* [WHAT THE TASK ASKS]:
Set down every record once more, exactly as given.

* [Figure data in JSON]:
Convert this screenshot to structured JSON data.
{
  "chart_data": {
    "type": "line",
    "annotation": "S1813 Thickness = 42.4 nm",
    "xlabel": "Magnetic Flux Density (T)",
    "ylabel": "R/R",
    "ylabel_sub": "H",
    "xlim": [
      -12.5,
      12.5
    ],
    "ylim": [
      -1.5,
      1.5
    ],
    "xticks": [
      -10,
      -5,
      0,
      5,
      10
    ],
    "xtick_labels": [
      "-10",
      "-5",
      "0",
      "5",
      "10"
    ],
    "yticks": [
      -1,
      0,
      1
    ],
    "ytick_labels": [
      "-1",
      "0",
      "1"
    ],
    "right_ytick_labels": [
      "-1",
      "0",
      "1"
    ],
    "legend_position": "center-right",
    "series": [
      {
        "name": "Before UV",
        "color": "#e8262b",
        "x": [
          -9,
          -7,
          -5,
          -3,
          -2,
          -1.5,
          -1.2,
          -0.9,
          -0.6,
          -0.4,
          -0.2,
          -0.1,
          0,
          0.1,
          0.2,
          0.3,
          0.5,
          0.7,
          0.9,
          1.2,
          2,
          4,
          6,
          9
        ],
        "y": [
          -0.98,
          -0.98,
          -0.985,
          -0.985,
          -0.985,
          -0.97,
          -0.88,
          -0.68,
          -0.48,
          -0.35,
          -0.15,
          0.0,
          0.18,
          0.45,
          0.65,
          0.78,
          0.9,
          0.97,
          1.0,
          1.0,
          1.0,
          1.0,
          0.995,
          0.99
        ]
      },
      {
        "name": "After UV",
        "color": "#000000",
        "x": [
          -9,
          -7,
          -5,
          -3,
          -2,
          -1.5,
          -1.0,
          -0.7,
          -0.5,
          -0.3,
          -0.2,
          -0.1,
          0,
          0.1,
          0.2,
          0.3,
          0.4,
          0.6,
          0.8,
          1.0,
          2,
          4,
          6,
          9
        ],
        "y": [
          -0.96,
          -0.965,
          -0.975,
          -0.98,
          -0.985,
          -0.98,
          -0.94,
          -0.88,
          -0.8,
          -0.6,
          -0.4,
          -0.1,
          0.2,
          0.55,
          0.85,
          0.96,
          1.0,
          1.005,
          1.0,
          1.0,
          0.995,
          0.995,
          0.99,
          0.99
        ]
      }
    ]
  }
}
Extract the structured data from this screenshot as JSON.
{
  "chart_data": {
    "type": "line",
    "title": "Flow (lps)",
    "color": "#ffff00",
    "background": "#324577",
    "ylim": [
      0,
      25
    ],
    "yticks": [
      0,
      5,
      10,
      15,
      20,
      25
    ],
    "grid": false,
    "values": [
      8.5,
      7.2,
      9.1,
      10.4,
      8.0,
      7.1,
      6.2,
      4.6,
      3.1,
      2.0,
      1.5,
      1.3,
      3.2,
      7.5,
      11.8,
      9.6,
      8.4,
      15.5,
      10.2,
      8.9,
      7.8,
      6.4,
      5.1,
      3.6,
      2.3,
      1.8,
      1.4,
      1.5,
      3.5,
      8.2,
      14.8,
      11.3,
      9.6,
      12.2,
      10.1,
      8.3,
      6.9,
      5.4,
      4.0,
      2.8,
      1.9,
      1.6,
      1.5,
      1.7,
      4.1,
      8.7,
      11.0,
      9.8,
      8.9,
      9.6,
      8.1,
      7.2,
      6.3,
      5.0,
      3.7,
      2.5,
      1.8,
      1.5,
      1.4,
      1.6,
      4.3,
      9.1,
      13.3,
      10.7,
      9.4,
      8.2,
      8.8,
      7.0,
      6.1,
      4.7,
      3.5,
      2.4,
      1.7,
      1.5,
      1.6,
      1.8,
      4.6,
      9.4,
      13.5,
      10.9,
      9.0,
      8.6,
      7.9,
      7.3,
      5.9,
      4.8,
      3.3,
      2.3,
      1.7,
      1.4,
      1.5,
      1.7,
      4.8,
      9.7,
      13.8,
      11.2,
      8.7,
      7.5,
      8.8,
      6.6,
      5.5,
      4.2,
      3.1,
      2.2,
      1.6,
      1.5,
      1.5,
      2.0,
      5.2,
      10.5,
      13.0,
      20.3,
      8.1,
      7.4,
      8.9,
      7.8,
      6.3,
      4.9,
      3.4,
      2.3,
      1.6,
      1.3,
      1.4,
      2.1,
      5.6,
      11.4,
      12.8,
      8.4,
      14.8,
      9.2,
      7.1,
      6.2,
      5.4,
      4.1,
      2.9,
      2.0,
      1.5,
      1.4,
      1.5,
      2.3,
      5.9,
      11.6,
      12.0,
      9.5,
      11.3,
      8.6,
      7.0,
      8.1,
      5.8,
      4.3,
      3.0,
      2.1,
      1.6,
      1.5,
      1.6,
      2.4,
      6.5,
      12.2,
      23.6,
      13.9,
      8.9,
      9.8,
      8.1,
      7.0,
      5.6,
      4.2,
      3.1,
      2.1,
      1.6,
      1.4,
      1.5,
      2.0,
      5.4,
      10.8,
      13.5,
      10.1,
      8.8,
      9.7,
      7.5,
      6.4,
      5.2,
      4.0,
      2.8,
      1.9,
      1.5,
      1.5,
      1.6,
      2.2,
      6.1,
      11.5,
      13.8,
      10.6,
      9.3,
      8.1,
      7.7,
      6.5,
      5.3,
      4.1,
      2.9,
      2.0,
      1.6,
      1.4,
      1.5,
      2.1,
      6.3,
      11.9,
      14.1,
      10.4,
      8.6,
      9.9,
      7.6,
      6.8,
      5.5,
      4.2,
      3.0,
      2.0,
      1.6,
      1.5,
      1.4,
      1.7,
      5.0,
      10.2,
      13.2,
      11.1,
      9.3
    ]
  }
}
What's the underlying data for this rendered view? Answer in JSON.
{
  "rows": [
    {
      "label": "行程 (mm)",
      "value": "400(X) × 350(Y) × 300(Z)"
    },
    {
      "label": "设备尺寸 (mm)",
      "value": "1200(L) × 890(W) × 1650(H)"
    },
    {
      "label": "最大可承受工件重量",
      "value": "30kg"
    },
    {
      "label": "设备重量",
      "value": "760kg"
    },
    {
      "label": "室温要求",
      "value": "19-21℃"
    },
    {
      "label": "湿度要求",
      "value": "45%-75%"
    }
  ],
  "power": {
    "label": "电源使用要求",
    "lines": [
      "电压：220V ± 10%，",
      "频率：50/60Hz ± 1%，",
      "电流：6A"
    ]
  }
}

* [EXERCISE ANSWER]:
Convert this screenshot to structured JSON data.
{
  "chart_data": {
    "type": "line",
    "annotation": "S1813 Thickness = 42.4 nm",
    "xlabel": "Magnetic Flux Density (T)",
    "ylabel": "R/R",
    "ylabel_sub": "H",
    "xlim": [
      -12.5,
      12.5
    ],
    "ylim": [
      -1.5,
      1.5
    ],
    "xticks": [
      -10,
      -5,
      0,
      5,
      10
    ],
    "xtick_labels": [
      "-10",
      "-5",
      "0",
      "5",
      "10"
    ],
    "yticks": [
      -1,
      0,
      1
    ],
    "ytick_labels": [
      "-1",
      "0",
      "1"
    ],
    "right_ytick_labels": [
      "-1",
      "0",
      "1"
    ],
    "legend_position": "center-right",
    "series": [
      {
        "name": "Before UV",
        "color": "#e8262b",
        "x": [
          -9,
          -7,
          -5,
          -3,
          -2,
          -1.5,
          -1.2,
          -0.9,
          -0.6,
          -0.4,
          -0.2,
          -0.1,
          0,
          0.1,
          0.2,
          0.3,
          0.5,
          0.7,
          0.9,
          1.2,
          2,
          4,
          6,
          9
        ],
        "y": [
          -0.98,
          -0.98,
          -0.985,
          -0.985,
          -0.985,
          -0.97,
          -0.88,
          -0.68,
          -0.48,
          -0.35,
          -0.15,
          0.0,
          0.18,
          0.45,
          0.65,
          0.78,
          0.9,
          0.97,
          1.0,
          1.0,
          1.0,
          1.0,
          0.995,
          0.99
        ]
      },
      {
        "name": "After UV",
        "color": "#000000",
        "x": [
          -9,
          -7,
          -5,
          -3,
          -2,
          -1.5,
          -1.0,
          -0.7,
          -0.5,
          -0.3,
          -0.2,
          -0.1,
          0,
          0.1,
          0.2,
          0.3,
          0.4,
          0.6,
          0.8,
          1.0,
          2,
          4,
          6,
          9
        ],
        "y": [
          -0.96,
          -0.965,
          -0.975,
          -0.98,
          -0.985,
          -0.98,
          -0.94,
          -0.88,
          -0.8,
          -0.6,
          -0.4,
          -0.1,
          0.2,
          0.55,
          0.85,
          0.96,
          1.0,
          1.005,
          1.0,
          1.0,
          0.995,
          0.995,
          0.99,
          0.99
        ]
      }
    ]
  }
}
Extract the structured data from this screenshot as JSON.
{
  "chart_data": {
    "type": "line",
    "title": "Flow (lps)",
    "color": "#ffff00",
    "background": "#324577",
    "ylim": [
      0,
      25
    ],
    "yticks": [
      0,
      5,
      10,
      15,
      20,
      25
    ],
    "grid": false,
    "values": [
      8.5,
      7.2,
      9.1,
      10.4,
      8.0,
      7.1,
      6.2,
      4.6,
      3.1,
      2.0,
      1.5,
      1.3,
      3.2,
      7.5,
      11.8,
      9.6,
      8.4,
      15.5,
      10.2,
      8.9,
      7.8,
      6.4,
      5.1,
      3.6,
      2.3,
      1.8,
      1.4,
      1.5,
      3.5,
      8.2,
      14.8,
      11.3,
      9.6,
      12.2,
      10.1,
      8.3,
      6.9,
      5.4,
      4.0,
      2.8,
      1.9,
      1.6,
      1.5,
      1.7,
      4.1,
      8.7,
      11.0,
      9.8,
      8.9,
      9.6,
      8.1,
      7.2,
      6.3,
      5.0,
      3.7,
      2.5,
      1.8,
      1.5,
      1.4,
      1.6,
      4.3,
      9.1,
      13.3,
      10.7,
      9.4,
      8.2,
      8.8,
      7.0,
      6.1,
      4.7,
      3.5,
      2.4,
      1.7,
      1.5,
      1.6,
      1.8,
      4.6,
      9.4,
      13.5,
      10.9,
      9.0,
      8.6,
      7.9,
      7.3,
      5.9,
      4.8,
      3.3,
      2.3,
      1.7,
      1.4,
      1.5,
      1.7,
      4.8,
      9.7,
      13.8,
      11.2,
      8.7,
      7.5,
      8.8,
      6.6,
      5.5,
      4.2,
      3.1,
      2.2,
      1.6,
      1.5,
      1.5,
      2.0,
      5.2,
      10.5,
      13.0,
      20.3,
      8.1,
      7.4,
      8.9,
      7.8,
      6.3,
      4.9,
      3.4,
      2.3,
      1.6,
      1.3,
      1.4,
      2.1,
      5.6,
      11.4,
      12.8,
      8.4,
      14.8,
      9.2,
      7.1,
      6.2,
      5.4,
      4.1,
      2.9,
      2.0,
      1.5,
      1.4,
      1.5,
      2.3,
      5.9,
      11.6,
      12.0,
      9.5,
      11.3,
      8.6,
      7.0,
      8.1,
      5.8,
      4.3,
      3.0,
      2.1,
      1.6,
      1.5,
      1.6,
      2.4,
      6.5,
      12.2,
      23.6,
      13.9,
      8.9,
      9.8,
      8.1,
      7.0,
      5.6,
      4.2,
      3.1,
      2.1,
      1.6,
      1.4,
      1.5,
      2.0,
      5.4,
      10.8,
      13.5,
      10.1,
      8.8,
      9.7,
      7.5,
      6.4,
      5.2,
      4.0,
      2.8,
      1.9,
      1.5,
      1.5,
      1.6,
      2.2,
      6.1,
      11.5,
      13.8,
      10.6,
      9.3,
      8.1,
      7.7,
      6.5,
      5.3,
      4.1,
      2.9,
      2.0,
      1.6,
      1.4,
      1.5,
      2.1,
      6.3,
      11.9,
      14.1,
      10.4,
      8.6,
      9.9,
      7.6,
      6.8,
      5.5,
      4.2,
      3.0,
      2.0,
      1.6,
      1.5,
      1.4,
      1.7,
      5.0,
      10.2,
      13.2,
      11.1,
      9.3
    ]
  }
}
What's the underlying data for this rendered view? Answer in JSON.
{
  "rows": [
    {
      "label": "行程 (mm)",
      "value": "400(X) × 350(Y) × 300(Z)"
    },
    {
      "label": "设备尺寸 (mm)",
      "value": "1200(L) × 890(W) × 1650(H)"
    },
    {
      "label": "最大可承受工件重量",
      "value": "30kg"
    },
    {
      "label": "设备重量",
      "value": "760kg"
    },
    {
      "label": "室温要求",
      "value": "19-21℃"
    },
    {
      "label": "湿度要求",
      "value": "45%-75%"
    }
  ],
  "power": {
    "label": "电源使用要求",
    "lines": [
      "电压：220V ± 10%，",
      "频率：50/60Hz ± 1%，",
      "电流：6A"
    ]
  }
}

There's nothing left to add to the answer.